- **REQUEST**: Print the listing below in its entirety, character for character.

- **MATERIAL SHOWN**:
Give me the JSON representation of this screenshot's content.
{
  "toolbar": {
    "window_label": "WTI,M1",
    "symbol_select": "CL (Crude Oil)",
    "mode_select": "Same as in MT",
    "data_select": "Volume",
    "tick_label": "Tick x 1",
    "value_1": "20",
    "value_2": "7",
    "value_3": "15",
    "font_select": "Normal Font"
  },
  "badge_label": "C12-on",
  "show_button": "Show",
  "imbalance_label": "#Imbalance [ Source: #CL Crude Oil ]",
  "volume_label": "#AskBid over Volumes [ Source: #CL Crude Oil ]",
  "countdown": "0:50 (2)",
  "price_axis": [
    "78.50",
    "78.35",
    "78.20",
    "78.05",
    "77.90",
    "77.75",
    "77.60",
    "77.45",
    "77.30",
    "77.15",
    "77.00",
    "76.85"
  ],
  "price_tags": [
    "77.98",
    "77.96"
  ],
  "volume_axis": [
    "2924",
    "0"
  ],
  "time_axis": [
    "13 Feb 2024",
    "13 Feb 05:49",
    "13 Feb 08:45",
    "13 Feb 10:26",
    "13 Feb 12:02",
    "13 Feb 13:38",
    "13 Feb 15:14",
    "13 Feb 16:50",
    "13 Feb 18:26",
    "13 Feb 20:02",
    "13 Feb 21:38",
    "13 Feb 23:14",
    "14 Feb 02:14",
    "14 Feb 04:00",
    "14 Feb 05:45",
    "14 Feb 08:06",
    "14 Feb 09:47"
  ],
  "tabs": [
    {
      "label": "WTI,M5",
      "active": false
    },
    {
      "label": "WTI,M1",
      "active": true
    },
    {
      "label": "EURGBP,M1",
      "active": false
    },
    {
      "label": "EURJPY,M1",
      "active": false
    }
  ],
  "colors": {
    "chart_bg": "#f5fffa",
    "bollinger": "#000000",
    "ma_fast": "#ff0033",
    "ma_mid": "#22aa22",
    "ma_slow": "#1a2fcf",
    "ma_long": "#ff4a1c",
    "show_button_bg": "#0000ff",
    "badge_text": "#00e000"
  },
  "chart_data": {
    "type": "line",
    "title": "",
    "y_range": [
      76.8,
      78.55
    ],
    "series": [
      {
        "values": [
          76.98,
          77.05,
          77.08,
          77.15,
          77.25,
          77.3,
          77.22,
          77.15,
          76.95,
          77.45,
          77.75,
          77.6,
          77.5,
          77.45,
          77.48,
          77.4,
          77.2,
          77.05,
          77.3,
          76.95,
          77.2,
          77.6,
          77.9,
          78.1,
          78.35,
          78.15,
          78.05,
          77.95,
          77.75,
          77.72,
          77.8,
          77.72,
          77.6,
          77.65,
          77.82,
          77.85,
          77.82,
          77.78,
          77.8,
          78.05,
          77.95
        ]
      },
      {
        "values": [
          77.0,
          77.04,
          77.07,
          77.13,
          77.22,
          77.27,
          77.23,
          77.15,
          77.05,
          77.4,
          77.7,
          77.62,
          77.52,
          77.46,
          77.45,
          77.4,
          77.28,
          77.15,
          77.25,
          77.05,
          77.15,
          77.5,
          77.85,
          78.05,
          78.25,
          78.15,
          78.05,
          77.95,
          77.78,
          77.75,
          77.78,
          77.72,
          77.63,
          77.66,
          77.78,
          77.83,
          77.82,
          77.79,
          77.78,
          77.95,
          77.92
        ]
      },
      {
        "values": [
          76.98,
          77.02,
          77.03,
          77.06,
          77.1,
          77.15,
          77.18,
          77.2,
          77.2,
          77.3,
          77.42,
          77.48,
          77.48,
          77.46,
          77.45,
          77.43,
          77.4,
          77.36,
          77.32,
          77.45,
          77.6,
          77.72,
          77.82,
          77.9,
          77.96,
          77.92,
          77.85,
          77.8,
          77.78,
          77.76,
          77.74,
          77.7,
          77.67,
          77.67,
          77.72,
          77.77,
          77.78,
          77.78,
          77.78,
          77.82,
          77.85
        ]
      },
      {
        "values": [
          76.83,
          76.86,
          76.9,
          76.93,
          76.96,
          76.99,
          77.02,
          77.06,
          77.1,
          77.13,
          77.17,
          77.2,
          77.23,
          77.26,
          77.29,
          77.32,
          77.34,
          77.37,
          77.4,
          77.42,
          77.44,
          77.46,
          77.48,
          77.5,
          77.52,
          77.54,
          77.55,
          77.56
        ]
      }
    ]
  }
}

- **PROBLEM SOLUTION**:
Give me the JSON representation of this screenshot's content.
{
  "toolbar": {
    "window_label": "WTI,M1",
    "symbol_select": "CL (Crude Oil)",
    "mode_select": "Same as in MT",
    "data_select": "Volume",
    "tick_label": "Tick x 1",
    "value_1": "20",
    "value_2": "7",
    "value_3": "15",
    "font_select": "Normal Font"
  },
  "badge_label": "C12-on",
  "show_button": "Show",
  "imbalance_label": "#Imbalance [ Source: #CL Crude Oil ]",
  "volume_label": "#AskBid over Volumes [ Source: #CL Crude Oil ]",
  "countdown": "0:50 (2)",
  "price_axis": [
    "78.50",
    "78.35",
    "78.20",
    "78.05",
    "77.90",
    "77.75",
    "77.60",
    "77.45",
    "77.30",
    "77.15",
    "77.00",
    "76.85"
  ],
  "price_tags": [
    "77.98",
    "77.96"
  ],
  "volume_axis": [
    "2924",
    "0"
  ],
  "time_axis": [
    "13 Feb 2024",
    "13 Feb 05:49",
    "13 Feb 08:45",
    "13 Feb 10:26",
    "13 Feb 12:02",
    "13 Feb 13:38",
    "13 Feb 15:14",
    "13 Feb 16:50",
    "13 Feb 18:26",
    "13 Feb 20:02",
    "13 Feb 21:38",
    "13 Feb 23:14",
    "14 Feb 02:14",
    "14 Feb 04:00",
    "14 Feb 05:45",
    "14 Feb 08:06",
    "14 Feb 09:47"
  ],
  "tabs": [
    {
      "label": "WTI,M5",
      "active": false
    },
    {
      "label": "WTI,M1",
      "active": true
    },
    {
      "label": "EURGBP,M1",
      "active": false
    },
    {
      "label": "EURJPY,M1",
      "active": false
    }
  ],
  "colors": {
    "chart_bg": "#f5fffa",
    "bollinger": "#000000",
    "ma_fast": "#ff0033",
    "ma_mid": "#22aa22",
    "ma_slow": "#1a2fcf",
    "ma_long": "#ff4a1c",
    "show_button_bg": "#0000ff",
    "badge_text": "#00e000"
  },
  "chart_data": {
    "type": "line",
    "title": "",
    "y_range": [
      76.8,
      78.55
    ],
    "series": [
      {
        "values": [
          76.98,
          77.05,
          77.08,
          77.15,
          77.25,
          77.3,
          77.22,
          77.15,
          76.95,
          77.45,
          77.75,
          77.6,
          77.5,
          77.45,
          77.48,
          77.4,
          77.2,
          77.05,
          77.3,
          76.95,
          77.2,
          77.6,
          77.9,
          78.1,
          78.35,
          78.15,
          78.05,
          77.95,
          77.75,
          77.72,
          77.8,
          77.72,
          77.6,
          77.65,
          77.82,
          77.85,
          77.82,
          77.78,
          77.8,
          78.05,
          77.95
        ]
      },
      {
        "values": [
          77.0,
          77.04,
          77.07,
          77.13,
          77.22,
          77.27,
          77.23,
          77.15,
          77.05,
          77.4,
          77.7,
          77.62,
          77.52,
          77.46,
          77.45,
          77.4,
          77.28,
          77.15,
          77.25,
          77.05,
          77.15,
          77.5,
          77.85,
          78.05,
          78.25,
          78.15,
          78.05,
          77.95,
          77.78,
          77.75,
          77.78,
          77.72,
          77.63,
          77.66,
          77.78,
          77.83,
          77.82,
          77.79,
          77.78,
          77.95,
          77.92
        ]
      },
      {
        "values": [
          76.98,
          77.02,
          77.03,
          77.06,
          77.1,
          77.15,
          77.18,
          77.2,
          77.2,
          77.3,
          77.42,
          77.48,
          77.48,
          77.46,
          77.45,
          77.43,
          77.4,
          77.36,
          77.32,
          77.45,
          77.6,
          77.72,
          77.82,
          77.9,
          77.96,
          77.92,
          77.85,
          77.8,
          77.78,
          77.76,
          77.74,
          77.7,
          77.67,
          77.67,
          77.72,
          77.77,
          77.78,
          77.78,
          77.78,
          77.82,
          77.85
        ]
      },
      {
        "values": [
          76.83,
          76.86,
          76.9,
          76.93,
          76.96,
          76.99,
          77.02,
          77.06,
          77.1,
          77.13,
          77.17,
          77.2,
          77.23,
          77.26,
          77.29,
          77.32,
          77.34,
          77.37,
          77.4,
          77.42,
          77.44,
          77.46,
          77.48,
          77.5,
          77.52,
          77.54,
          77.55,
          77.56
        ]
      }
    ]
  }
}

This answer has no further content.